• [Listed records]
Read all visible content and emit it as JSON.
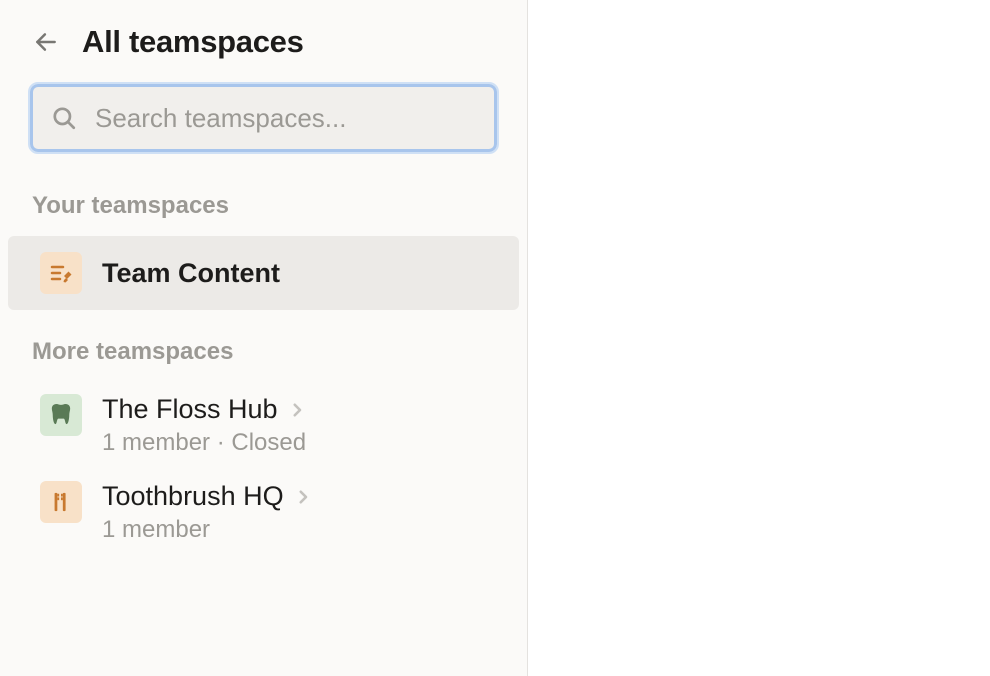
{
  "header": {
    "title": "All teamspaces"
  },
  "search": {
    "placeholder": "Search teamspaces..."
  },
  "sections": {
    "yours": {
      "title": "Your teamspaces",
      "items": [
        {
          "name": "Team Content",
          "icon_bg": "orange",
          "icon": "edit-note"
        }
      ]
    },
    "more": {
      "title": "More teamspaces",
      "items": [
        {
          "name": "The Floss Hub",
          "meta": "1 member · Closed",
          "icon_bg": "green",
          "icon": "tooth"
        },
        {
          "name": "Toothbrush HQ",
          "meta": "1 member",
          "icon_bg": "orange",
          "icon": "toothbrush"
        }
      ]
    }
  }
}
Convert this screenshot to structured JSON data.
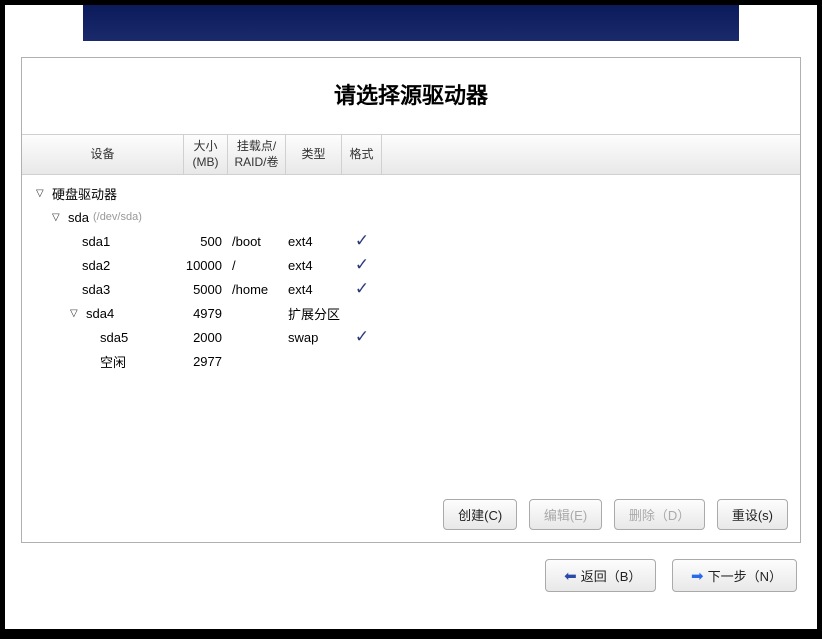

• [Exercise] Give every line back word for word and leave the pictures out.

• [Correct result]
Read all visible content and emit it as JSON.
{
  "header": {
    "title": "All teamspaces"
  },
  "search": {
    "placeholder": "Search teamspaces..."
  },
  "sections": {
    "yours": {
      "title": "Your teamspaces",
      "items": [
        {
          "name": "Team Content",
          "icon_bg": "orange",
          "icon": "edit-note"
        }
      ]
    },
    "more": {
      "title": "More teamspaces",
      "items": [
        {
          "name": "The Floss Hub",
          "meta": "1 member · Closed",
          "icon_bg": "green",
          "icon": "tooth"
        },
        {
          "name": "Toothbrush HQ",
          "meta": "1 member",
          "icon_bg": "orange",
          "icon": "toothbrush"
        }
      ]
    }
  }
}
Convert this screenshot to structured JSON data.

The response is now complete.